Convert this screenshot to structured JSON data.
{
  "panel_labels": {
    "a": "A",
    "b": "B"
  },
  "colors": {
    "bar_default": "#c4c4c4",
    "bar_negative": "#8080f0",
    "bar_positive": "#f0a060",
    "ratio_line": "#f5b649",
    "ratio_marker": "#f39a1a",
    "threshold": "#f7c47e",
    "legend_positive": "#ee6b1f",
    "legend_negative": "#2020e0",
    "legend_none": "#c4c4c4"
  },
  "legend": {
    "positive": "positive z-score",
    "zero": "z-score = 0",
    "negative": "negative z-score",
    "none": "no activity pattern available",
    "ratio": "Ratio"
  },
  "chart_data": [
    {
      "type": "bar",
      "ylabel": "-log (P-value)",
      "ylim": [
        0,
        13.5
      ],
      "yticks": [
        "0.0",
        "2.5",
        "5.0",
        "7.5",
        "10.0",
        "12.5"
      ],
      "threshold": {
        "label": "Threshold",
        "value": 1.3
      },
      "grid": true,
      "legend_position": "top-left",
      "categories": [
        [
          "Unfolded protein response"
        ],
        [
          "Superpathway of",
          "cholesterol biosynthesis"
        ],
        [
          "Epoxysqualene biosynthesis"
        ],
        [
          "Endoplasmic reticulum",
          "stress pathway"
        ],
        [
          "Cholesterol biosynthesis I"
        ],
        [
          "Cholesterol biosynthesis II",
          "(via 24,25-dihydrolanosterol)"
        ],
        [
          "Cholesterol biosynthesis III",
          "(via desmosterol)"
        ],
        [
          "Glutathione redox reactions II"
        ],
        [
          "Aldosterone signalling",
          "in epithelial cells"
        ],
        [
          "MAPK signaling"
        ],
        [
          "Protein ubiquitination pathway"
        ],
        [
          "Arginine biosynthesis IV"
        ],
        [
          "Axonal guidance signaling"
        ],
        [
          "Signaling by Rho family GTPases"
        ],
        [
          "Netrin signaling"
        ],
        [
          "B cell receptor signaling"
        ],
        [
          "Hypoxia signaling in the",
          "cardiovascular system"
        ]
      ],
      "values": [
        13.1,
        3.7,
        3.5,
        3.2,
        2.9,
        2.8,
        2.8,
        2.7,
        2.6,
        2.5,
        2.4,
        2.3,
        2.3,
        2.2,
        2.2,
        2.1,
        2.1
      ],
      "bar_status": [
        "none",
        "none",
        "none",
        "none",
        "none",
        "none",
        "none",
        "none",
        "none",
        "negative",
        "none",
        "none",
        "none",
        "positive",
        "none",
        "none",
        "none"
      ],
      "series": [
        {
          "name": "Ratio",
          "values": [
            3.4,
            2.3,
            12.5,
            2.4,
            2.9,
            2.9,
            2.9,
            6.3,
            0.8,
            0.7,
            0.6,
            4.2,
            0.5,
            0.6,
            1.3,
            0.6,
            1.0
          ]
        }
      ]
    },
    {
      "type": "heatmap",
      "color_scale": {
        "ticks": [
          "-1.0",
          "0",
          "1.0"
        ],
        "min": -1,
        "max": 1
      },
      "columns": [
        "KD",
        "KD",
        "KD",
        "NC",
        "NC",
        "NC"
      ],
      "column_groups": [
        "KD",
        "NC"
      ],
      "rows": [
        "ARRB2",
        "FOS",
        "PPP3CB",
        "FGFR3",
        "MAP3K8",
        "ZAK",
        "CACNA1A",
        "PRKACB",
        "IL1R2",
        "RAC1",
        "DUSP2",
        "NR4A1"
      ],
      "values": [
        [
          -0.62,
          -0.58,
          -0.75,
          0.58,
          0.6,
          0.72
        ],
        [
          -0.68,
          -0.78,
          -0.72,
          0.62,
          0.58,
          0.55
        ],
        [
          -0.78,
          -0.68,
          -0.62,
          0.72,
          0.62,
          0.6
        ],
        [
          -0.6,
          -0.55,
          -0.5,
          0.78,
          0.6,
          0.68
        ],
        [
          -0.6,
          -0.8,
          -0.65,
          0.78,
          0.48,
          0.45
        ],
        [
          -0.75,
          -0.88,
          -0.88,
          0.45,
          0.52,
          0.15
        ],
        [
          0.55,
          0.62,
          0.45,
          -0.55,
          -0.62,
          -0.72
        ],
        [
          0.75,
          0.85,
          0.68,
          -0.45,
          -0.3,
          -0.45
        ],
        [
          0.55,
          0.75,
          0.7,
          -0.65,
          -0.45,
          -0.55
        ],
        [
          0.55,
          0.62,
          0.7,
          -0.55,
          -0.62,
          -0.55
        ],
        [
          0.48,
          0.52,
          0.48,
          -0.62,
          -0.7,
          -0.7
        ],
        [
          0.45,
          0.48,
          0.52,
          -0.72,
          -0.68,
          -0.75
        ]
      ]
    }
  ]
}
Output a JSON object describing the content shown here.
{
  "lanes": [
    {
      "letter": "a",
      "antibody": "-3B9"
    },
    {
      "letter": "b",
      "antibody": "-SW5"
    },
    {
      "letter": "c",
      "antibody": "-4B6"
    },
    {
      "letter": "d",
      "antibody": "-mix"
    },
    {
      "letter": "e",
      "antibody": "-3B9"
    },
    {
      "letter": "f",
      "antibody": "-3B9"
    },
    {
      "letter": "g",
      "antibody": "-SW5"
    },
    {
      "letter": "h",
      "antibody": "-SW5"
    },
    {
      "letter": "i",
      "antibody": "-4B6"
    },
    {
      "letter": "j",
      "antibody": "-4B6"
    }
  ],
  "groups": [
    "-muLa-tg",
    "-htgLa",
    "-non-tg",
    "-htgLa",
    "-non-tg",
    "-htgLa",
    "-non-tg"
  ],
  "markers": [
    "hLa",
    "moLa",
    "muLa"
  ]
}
------------------------------
◆ Work request
Set apart and copy each line of the records that holds the word "biosynthesis".

◆ Worked solution
          "cholesterol biosynthesis"
          "Epoxysqualene biosynthesis"
          "Cholesterol biosynthesis I"
          "Cholesterol biosynthesis II",
          "Cholesterol biosynthesis III",
          "Arginine biosynthesis IV"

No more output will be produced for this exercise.